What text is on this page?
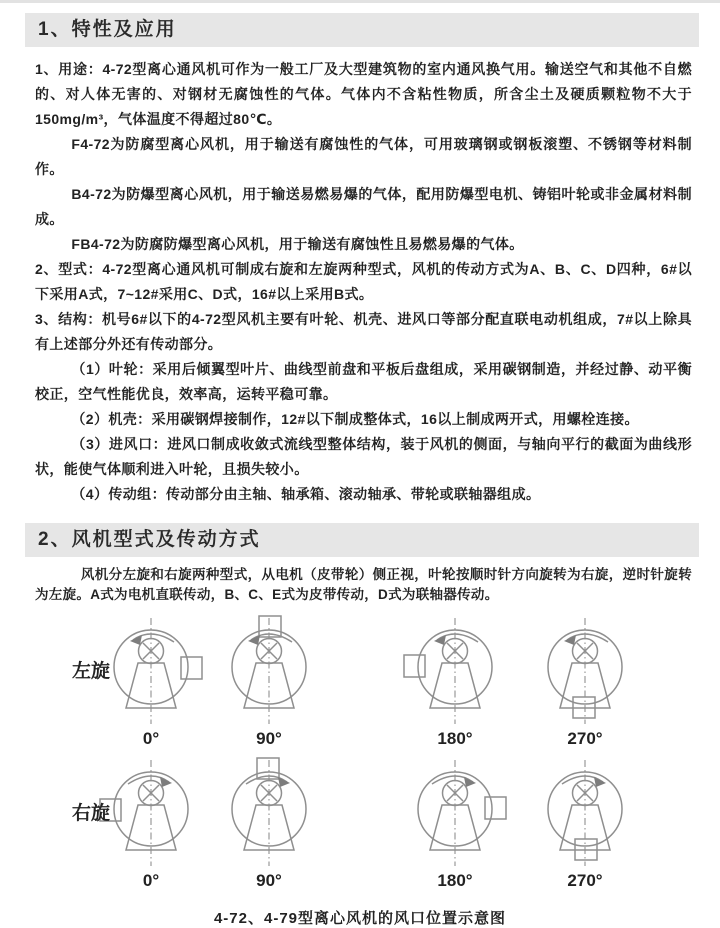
1、特性及应用

1、用途：4-72型离心通风机可作为一般工厂及大型建筑物的室内通风换气用。输送空气和其他不自燃的、对人体无害的、对钢材无腐蚀性的气体。气体内不含粘性物质，所含尘土及硬质颗粒物不大于150mg/m³，气体温度不得超过80℃。

F4-72为防腐型离心风机，用于输送有腐蚀性的气体，可用玻璃钢或钢板滚塑、不锈钢等材料制作。

B4-72为防爆型离心风机，用于输送易燃易爆的气体，配用防爆型电机、铸铝叶轮或非金属材料制成。

FB4-72为防腐防爆型离心风机，用于输送有腐蚀性且易燃易爆的气体。

2、型式：4-72型离心通风机可制成右旋和左旋两种型式，风机的传动方式为A、B、C、D四种，6#以下采用A式，7~12#采用C、D式，16#以上采用B式。

3、结构：机号6#以下的4-72型风机主要有叶轮、机壳、进风口等部分配直联电动机组成，7#以上除具有上述部分外还有传动部分。

（1）叶轮：采用后倾翼型叶片、曲线型前盘和平板后盘组成，采用碳钢制造，并经过静、动平衡校正，空气性能优良，效率高，运转平稳可靠。

（2）机壳：采用碳钢焊接制作，12#以下制成整体式，16以上制成两开式，用螺栓连接。

（3）进风口：进风口制成收敛式流线型整体结构，装于风机的侧面，与轴向平行的截面为曲线形状，能使气体顺利进入叶轮，且损失较小。

（4）传动组：传动部分由主轴、轴承箱、滚动轴承、带轮或联轴器组成。

2、风机型式及传动方式

风机分左旋和右旋两种型式，从电机（皮带轮）侧正视，叶轮按顺时针方向旋转为右旋，逆时针旋转为左旋。A式为电机直联传动，B、C、E式为皮带传动，D式为联轴器传动。

左旋
0°	90°	180°	270°
右旋
0°	90°	180°	270°
4-72、4-79型离心风机的风口位置示意图
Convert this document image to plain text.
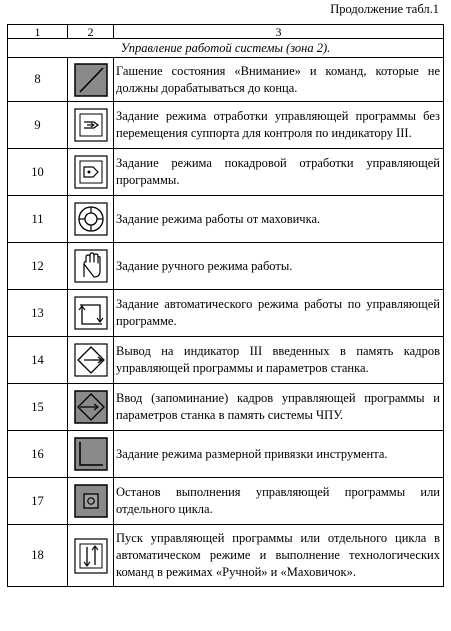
Продолжение табл.1
1	2	3
Управление работой системы (зона 2).		
8		Гашение состояния «Внимание» и команд, которые не должны дорабатываться до конца.
9		Задание режима отработки управляющей программы без перемещения суппорта для контроля по индикатору III.
10		Задание режима покадровой отработки управляющей программы.
11		Задание режима работы от маховичка.
12		Задание ручного режима работы.
13		Задание автоматического режима работы по управляющей программе.
14		Вывод на индикатор III введенных в память кадров управляющей программы и параметров станка.
15		Ввод (запоминание) кадров управляющей программы и параметров станка в память системы ЧПУ.
16		Задание режима размерной привязки инструмента.
17		Останов выполнения управляющей программы или отдельного цикла.
18		Пуск управляющей программы или отдельного цикла в автоматическом режиме и выполнение технологических команд в режимах «Ручной» и «Маховичок».
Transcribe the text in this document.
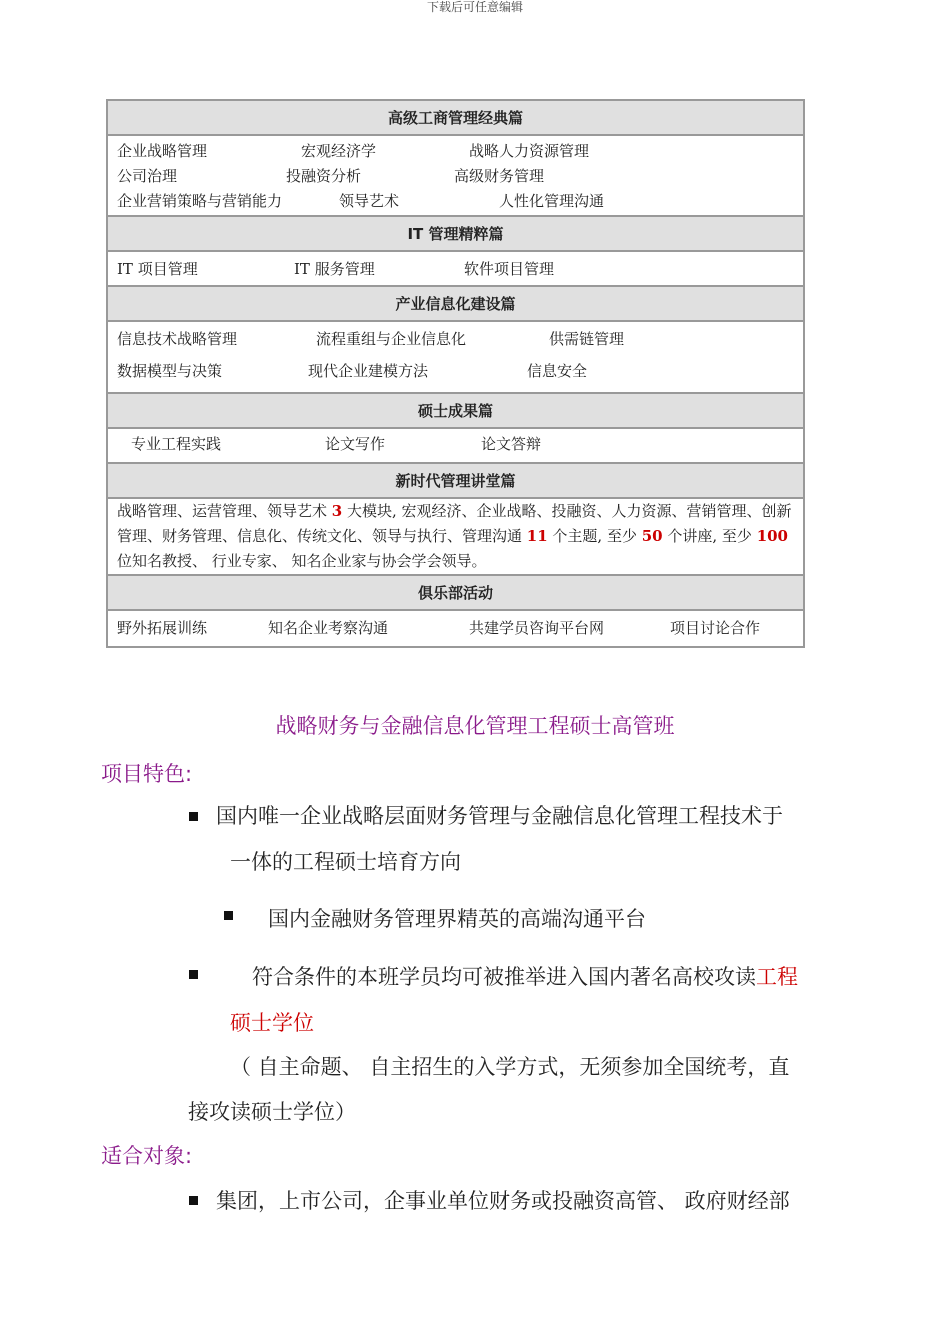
下载后可任意编辑
高级工商管理经典篇

企业战略管理	宏观经济学	战略人力资源管理
公司治理	投融资分析	高级财务管理
企业营销策略与营销能力	领导艺术	人性化管理沟通

IT 管理精粹篇

IT 项目管理	IT 服务管理	软件项目管理

产业信息化建设篇

信息技术战略管理	流程重组与企业信息化	供需链管理
数据模型与决策	现代企业建模方法	信息安全

硕士成果篇

专业工程实践	论文写作	论文答辩

新时代管理讲堂篇
战略管理、运营管理、领导艺术 3 大模块, 宏观经济、企业战略、投融资、人力资源、营销管理、创新管理、财务管理、信息化、传统文化、领导与执行、管理沟通 11 个主题, 至少 50 个讲座, 至少 100 位知名教授、 行业专家、 知名企业家与协会学会领导。
俱乐部活动

野外拓展训练	知名企业考察沟通	共建学员咨询平台网	项目讨论合作
战略财务与金融信息化管理工程硕士高管班
项目特色:
国内唯一企业战略层面财务管理与金融信息化管理工程技术于
一体的工程硕士培育方向
国内金融财务管理界精英的高端沟通平台
符合条件的本班学员均可被推举进入国内著名高校攻读工程
硕士学位
（ 自主命题、 自主招生的入学方式，无须参加全国统考，直
接攻读硕士学位）
适合对象:
集团，上市公司，企事业单位财务或投融资高管、 政府财经部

- **What you will do**
Which lines hold the word "память"? Copy each of them from the records.

- **Exercise output**
14		Вывод на индикатор III введенных в память кадров управляющей программы и параметров станка.
15		Ввод (запоминание) кадров управляющей программы и параметров станка в память системы ЧПУ.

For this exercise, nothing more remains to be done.